(Data excerpts)

-----

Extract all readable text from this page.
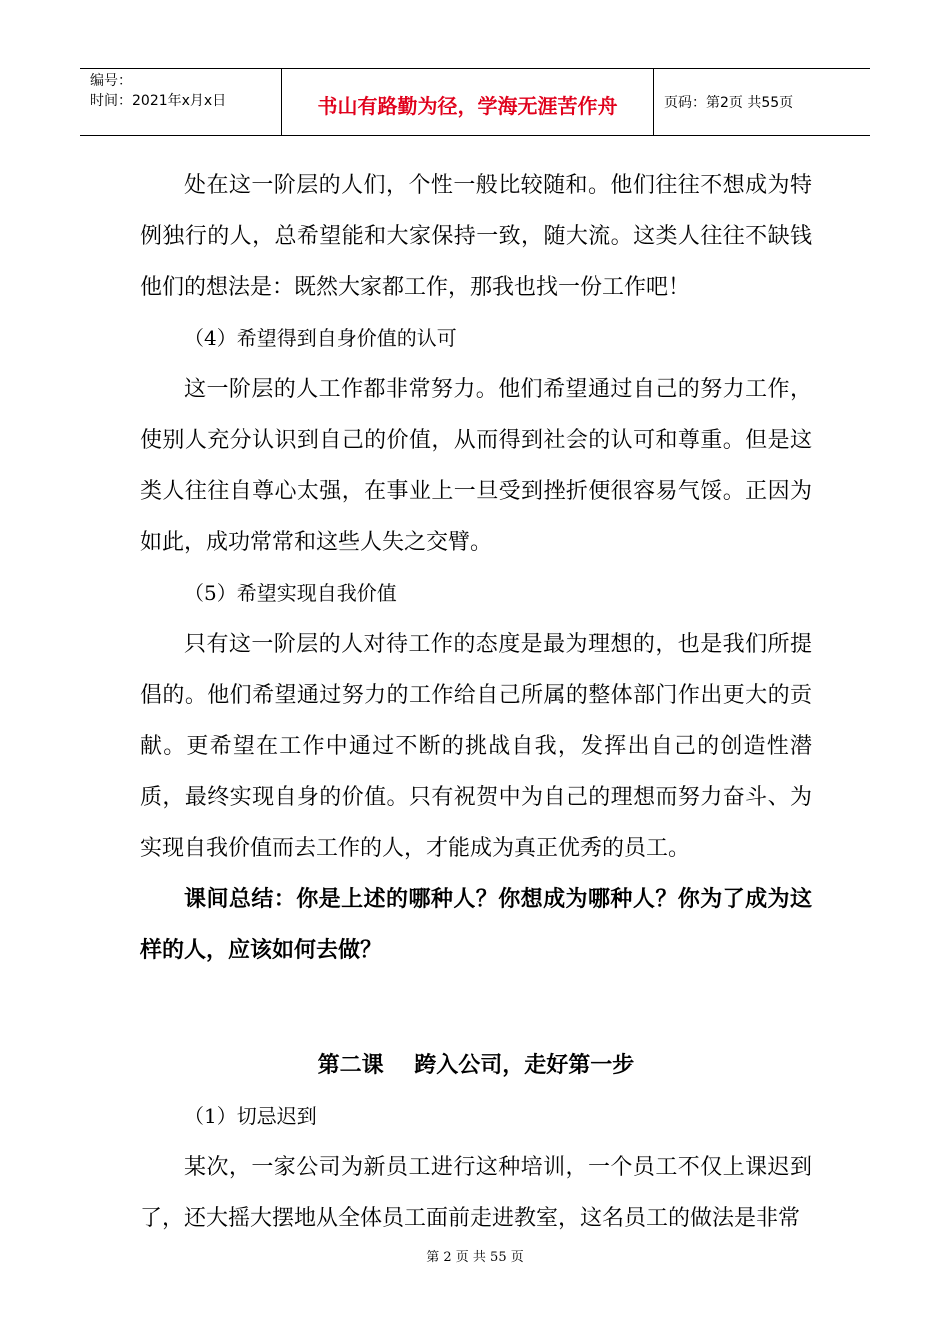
编号：
时间：2021年x月x日	书山有路勤为径，学海无涯苦作舟	页码：第2页 共55页

处在这一阶层的人们，个性一般比较随和。他们往往不想成为特例独行的人，总希望能和大家保持一致，随大流。这类人往往不缺钱他们的想法是：既然大家都工作，那我也找一份工作吧！

（4）希望得到自身价值的认可

这一阶层的人工作都非常努力。他们希望通过自己的努力工作，使别人充分认识到自己的价值，从而得到社会的认可和尊重。但是这类人往往自尊心太强，在事业上一旦受到挫折便很容易气馁。正因为如此，成功常常和这些人失之交臂。

（5）希望实现自我价值

只有这一阶层的人对待工作的态度是最为理想的，也是我们所提倡的。他们希望通过努力的工作给自己所属的整体部门作出更大的贡献。更希望在工作中通过不断的挑战自我，发挥出自己的创造性潜质，最终实现自身的价值。只有祝贺中为自己的理想而努力奋斗、为实现自我价值而去工作的人，才能成为真正优秀的员工。

课间总结：你是上述的哪种人？你想成为哪种人？你为了成为这样的人，应该如何去做？

第二课    跨入公司，走好第一步

（1）切忌迟到

某次，一家公司为新员工进行这种培训，一个员工不仅上课迟到了，还大摇大摆地从全体员工面前走进教室，这名员工的做法是非常

第 2 页 共 55 页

-----

Print out the lines exactly, skipping any picture.

> Finished task:
Extract all readable text from this page.
编号：
时间：2021年x月x日	书山有路勤为径，学海无涯苦作舟	页码：第2页 共55页

处在这一阶层的人们，个性一般比较随和。他们往往不想成为特例独行的人，总希望能和大家保持一致，随大流。这类人往往不缺钱他们的想法是：既然大家都工作，那我也找一份工作吧！

（4）希望得到自身价值的认可

这一阶层的人工作都非常努力。他们希望通过自己的努力工作，使别人充分认识到自己的价值，从而得到社会的认可和尊重。但是这类人往往自尊心太强，在事业上一旦受到挫折便很容易气馁。正因为如此，成功常常和这些人失之交臂。

（5）希望实现自我价值

只有这一阶层的人对待工作的态度是最为理想的，也是我们所提倡的。他们希望通过努力的工作给自己所属的整体部门作出更大的贡献。更希望在工作中通过不断的挑战自我，发挥出自己的创造性潜质，最终实现自身的价值。只有祝贺中为自己的理想而努力奋斗、为实现自我价值而去工作的人，才能成为真正优秀的员工。

课间总结：你是上述的哪种人？你想成为哪种人？你为了成为这样的人，应该如何去做？

第二课    跨入公司，走好第一步

（1）切忌迟到

某次，一家公司为新员工进行这种培训，一个员工不仅上课迟到了，还大摇大摆地从全体员工面前走进教室，这名员工的做法是非常

第 2 页 共 55 页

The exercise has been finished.